[Collection entries]
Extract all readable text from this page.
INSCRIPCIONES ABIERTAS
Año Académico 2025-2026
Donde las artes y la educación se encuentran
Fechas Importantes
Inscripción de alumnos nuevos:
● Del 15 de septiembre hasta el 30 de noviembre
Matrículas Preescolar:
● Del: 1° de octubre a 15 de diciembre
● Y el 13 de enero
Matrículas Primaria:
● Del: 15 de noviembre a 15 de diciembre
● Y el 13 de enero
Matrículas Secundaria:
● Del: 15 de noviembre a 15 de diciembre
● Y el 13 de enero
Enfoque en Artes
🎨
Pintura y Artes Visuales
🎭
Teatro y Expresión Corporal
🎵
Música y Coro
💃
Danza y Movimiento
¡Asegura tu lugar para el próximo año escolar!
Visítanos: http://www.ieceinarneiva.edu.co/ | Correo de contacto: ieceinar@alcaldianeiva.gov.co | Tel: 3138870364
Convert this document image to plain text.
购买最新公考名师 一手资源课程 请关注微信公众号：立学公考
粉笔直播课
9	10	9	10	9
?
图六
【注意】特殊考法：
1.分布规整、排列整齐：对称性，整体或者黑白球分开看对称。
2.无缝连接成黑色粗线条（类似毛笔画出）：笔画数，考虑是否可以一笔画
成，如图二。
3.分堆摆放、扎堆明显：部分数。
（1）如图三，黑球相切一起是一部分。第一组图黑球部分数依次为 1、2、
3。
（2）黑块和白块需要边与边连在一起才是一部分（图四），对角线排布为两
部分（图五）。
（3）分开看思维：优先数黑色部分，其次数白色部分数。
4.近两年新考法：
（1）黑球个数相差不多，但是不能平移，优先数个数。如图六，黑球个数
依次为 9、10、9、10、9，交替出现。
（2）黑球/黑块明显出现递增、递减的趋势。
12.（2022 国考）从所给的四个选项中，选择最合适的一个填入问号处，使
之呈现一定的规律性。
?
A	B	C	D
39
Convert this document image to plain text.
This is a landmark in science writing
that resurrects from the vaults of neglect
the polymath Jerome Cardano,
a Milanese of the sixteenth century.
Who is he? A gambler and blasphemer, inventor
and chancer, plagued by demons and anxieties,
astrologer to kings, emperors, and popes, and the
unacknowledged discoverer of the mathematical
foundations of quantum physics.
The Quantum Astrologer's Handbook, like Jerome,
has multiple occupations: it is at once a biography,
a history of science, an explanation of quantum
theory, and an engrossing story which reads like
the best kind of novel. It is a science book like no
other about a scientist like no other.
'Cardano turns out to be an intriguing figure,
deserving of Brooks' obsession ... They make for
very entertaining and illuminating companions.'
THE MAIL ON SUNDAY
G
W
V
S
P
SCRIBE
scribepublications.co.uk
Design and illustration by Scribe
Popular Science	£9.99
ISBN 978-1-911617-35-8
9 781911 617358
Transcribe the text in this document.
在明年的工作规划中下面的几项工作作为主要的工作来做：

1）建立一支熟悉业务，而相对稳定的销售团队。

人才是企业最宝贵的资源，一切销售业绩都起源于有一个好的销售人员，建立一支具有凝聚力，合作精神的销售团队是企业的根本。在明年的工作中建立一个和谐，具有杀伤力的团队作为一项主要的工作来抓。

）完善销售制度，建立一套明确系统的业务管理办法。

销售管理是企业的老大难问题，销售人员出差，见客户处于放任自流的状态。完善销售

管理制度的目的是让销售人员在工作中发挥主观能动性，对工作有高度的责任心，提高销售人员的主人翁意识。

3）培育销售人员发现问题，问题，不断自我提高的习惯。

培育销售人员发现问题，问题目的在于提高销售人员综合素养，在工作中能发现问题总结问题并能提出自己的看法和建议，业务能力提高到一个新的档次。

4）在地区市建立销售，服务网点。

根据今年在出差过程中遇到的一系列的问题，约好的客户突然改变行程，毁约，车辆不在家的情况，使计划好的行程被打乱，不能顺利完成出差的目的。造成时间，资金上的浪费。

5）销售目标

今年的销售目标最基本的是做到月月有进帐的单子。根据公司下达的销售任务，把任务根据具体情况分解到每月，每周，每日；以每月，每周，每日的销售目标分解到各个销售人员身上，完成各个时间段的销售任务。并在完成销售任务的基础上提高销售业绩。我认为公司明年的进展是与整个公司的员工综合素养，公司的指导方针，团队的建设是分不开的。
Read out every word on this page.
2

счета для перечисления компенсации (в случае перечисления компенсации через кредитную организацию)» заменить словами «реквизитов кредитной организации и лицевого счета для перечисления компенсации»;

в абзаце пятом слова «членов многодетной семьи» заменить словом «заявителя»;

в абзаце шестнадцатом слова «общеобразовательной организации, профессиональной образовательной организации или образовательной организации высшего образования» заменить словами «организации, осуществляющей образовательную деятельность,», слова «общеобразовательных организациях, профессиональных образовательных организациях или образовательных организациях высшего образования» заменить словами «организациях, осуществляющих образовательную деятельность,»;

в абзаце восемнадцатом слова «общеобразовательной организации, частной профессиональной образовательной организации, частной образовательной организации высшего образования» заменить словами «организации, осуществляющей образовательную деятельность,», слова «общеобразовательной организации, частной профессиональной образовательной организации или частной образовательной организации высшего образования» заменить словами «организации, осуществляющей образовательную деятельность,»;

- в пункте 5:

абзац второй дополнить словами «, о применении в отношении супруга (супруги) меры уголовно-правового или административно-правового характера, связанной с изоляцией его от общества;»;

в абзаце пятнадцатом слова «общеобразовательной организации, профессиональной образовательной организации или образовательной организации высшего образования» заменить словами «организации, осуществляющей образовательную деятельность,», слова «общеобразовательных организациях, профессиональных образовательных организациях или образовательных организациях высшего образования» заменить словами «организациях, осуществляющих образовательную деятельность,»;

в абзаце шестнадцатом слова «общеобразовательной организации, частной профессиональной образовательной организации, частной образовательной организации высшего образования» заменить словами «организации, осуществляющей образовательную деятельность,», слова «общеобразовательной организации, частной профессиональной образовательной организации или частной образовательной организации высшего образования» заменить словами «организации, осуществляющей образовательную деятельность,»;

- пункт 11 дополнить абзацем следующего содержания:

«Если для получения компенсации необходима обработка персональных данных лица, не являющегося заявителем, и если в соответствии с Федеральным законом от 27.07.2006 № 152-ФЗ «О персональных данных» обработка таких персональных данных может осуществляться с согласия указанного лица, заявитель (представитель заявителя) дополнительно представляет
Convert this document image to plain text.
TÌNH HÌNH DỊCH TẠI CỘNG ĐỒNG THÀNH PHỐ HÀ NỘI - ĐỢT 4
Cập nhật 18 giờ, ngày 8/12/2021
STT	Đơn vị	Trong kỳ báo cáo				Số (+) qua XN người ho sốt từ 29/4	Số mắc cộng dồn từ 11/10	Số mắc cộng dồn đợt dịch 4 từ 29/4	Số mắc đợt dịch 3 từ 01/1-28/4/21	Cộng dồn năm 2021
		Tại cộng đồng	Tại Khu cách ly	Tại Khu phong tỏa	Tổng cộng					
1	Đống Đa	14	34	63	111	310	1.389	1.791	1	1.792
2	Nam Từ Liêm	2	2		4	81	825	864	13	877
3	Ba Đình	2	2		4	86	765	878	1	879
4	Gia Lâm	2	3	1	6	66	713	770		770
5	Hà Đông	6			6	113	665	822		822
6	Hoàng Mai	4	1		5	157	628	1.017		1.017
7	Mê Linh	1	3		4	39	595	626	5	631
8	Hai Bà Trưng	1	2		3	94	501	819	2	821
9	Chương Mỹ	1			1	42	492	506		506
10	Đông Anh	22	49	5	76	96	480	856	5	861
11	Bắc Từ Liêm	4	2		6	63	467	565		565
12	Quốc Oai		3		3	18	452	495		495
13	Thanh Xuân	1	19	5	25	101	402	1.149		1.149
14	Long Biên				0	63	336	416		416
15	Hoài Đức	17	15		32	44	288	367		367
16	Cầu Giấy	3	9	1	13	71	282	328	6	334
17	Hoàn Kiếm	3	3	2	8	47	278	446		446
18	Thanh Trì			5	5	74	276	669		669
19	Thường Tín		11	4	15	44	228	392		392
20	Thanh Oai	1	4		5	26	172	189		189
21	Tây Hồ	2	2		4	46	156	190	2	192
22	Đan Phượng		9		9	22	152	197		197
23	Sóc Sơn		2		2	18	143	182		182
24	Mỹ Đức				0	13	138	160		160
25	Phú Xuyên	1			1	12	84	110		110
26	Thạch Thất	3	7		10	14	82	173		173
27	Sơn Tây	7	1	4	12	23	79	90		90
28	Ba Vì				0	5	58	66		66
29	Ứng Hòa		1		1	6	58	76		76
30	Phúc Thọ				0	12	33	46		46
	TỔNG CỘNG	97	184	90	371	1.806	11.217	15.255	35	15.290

- Given problem: Say how many lines in the records hold "Matrículas", with the number as the whole reply.

- Response to the task: 3